Brief. Take every line from the listing below that includes "Bloomberg" and copy it.

▼

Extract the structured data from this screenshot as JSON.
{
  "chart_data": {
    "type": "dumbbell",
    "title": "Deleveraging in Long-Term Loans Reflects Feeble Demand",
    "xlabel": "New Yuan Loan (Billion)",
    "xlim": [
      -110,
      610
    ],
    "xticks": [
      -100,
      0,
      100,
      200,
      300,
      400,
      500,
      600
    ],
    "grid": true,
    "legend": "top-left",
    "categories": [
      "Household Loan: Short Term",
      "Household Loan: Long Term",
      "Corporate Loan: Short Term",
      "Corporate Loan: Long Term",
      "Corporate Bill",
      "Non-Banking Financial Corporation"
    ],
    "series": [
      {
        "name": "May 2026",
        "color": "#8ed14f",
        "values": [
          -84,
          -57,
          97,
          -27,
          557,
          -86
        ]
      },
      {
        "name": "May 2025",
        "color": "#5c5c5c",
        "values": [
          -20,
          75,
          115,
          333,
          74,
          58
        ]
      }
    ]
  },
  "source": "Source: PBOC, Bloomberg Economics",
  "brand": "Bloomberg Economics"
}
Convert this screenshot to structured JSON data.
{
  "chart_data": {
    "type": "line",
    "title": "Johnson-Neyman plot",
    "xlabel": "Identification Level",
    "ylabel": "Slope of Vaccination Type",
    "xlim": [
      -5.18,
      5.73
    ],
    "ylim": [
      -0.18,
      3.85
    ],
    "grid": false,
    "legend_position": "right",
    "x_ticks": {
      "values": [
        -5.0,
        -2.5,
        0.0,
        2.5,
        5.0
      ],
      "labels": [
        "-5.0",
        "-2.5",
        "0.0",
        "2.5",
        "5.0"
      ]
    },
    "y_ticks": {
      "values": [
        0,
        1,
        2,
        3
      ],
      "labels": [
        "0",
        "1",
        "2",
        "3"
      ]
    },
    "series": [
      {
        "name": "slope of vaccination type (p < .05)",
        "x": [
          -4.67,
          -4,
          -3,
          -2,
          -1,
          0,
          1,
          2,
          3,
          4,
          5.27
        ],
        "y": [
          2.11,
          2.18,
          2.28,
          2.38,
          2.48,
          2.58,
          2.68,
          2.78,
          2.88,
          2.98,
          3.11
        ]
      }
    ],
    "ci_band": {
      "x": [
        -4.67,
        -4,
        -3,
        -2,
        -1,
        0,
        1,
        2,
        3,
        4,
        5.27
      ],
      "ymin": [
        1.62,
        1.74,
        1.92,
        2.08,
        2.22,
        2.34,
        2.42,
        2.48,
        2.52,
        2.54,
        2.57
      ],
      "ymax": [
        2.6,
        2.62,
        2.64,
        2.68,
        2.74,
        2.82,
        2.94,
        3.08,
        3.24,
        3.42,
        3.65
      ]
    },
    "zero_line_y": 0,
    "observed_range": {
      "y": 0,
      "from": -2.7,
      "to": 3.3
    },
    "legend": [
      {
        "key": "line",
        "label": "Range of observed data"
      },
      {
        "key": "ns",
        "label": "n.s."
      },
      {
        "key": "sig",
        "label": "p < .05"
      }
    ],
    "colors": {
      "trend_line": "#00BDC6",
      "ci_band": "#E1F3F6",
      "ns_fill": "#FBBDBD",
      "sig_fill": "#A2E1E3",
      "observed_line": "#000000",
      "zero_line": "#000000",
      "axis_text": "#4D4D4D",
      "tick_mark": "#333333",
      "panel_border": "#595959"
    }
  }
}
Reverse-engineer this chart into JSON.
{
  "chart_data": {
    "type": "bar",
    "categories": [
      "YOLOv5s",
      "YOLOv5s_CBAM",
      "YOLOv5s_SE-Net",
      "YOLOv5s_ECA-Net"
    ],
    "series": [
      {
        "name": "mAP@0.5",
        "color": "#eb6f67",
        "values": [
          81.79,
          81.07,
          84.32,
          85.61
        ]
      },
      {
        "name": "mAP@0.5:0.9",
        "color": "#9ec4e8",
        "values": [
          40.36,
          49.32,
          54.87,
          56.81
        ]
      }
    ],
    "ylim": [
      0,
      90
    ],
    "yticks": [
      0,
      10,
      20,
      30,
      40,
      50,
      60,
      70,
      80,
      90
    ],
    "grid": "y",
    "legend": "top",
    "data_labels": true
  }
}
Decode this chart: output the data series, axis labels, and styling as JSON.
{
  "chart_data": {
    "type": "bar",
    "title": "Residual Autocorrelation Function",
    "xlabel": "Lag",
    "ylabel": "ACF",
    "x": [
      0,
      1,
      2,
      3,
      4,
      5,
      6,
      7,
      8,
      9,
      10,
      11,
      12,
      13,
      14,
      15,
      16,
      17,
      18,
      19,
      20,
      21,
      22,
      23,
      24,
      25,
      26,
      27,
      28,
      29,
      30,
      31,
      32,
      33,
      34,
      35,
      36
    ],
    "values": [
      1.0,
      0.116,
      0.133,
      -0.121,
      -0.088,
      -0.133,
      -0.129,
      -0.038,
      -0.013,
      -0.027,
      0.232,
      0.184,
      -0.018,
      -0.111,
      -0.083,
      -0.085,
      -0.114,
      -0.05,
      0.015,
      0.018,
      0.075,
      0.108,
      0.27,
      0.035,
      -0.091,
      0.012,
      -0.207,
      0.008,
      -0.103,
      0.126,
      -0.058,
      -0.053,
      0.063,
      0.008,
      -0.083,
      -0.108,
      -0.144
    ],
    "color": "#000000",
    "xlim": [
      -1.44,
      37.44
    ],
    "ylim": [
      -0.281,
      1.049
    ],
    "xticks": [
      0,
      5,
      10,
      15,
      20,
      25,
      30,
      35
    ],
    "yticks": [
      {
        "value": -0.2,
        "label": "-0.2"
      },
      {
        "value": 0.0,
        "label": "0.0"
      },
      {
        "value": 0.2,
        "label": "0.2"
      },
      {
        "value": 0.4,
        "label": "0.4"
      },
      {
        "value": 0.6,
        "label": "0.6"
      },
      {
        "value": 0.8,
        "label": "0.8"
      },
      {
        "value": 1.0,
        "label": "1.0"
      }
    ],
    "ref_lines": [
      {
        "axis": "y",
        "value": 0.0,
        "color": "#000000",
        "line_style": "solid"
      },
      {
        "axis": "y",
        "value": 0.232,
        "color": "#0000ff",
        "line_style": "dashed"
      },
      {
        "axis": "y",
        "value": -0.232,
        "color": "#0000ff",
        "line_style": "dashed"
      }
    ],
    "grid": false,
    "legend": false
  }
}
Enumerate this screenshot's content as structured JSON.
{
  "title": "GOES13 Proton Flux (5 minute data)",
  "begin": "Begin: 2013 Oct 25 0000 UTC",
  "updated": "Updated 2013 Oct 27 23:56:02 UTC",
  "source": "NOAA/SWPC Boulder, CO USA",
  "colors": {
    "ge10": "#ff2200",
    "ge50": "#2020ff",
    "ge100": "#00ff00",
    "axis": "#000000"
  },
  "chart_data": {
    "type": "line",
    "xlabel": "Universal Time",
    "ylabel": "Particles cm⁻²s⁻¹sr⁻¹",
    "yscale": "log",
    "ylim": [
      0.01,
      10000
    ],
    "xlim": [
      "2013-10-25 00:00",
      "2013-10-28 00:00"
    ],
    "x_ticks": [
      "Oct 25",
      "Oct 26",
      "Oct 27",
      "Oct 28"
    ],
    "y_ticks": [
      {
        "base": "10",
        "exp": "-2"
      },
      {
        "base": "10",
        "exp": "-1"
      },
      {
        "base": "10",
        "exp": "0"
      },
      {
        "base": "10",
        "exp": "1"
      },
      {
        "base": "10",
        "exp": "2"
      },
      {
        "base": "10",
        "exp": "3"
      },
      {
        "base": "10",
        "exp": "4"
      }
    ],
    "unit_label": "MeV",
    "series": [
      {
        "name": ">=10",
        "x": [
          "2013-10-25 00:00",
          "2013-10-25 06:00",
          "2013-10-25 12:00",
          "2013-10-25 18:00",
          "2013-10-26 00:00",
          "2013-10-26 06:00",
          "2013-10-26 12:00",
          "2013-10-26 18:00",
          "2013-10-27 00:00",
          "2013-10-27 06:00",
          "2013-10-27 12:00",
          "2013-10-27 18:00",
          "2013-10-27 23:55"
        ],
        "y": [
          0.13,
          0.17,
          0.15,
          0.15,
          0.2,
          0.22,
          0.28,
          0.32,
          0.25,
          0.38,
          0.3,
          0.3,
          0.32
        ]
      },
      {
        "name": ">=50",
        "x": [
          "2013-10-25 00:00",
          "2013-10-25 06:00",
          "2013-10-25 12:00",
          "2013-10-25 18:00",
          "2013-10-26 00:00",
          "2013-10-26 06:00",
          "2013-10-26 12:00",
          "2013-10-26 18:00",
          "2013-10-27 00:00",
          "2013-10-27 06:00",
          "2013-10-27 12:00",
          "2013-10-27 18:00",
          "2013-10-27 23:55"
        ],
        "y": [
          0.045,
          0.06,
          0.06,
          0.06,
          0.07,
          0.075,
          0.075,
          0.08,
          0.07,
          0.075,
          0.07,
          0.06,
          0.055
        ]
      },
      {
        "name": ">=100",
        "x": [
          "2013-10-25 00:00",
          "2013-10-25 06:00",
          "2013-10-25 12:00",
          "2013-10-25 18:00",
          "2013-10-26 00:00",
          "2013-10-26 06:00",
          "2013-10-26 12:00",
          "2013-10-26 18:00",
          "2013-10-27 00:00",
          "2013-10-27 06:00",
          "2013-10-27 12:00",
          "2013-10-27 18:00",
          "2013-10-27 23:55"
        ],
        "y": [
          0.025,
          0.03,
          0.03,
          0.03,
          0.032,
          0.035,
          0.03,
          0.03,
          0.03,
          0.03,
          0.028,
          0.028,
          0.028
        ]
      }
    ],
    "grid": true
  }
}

▲

Problem solution.
  "source": "Source: PBOC, Bloomberg Economics",
  "brand": "Bloomberg Economics"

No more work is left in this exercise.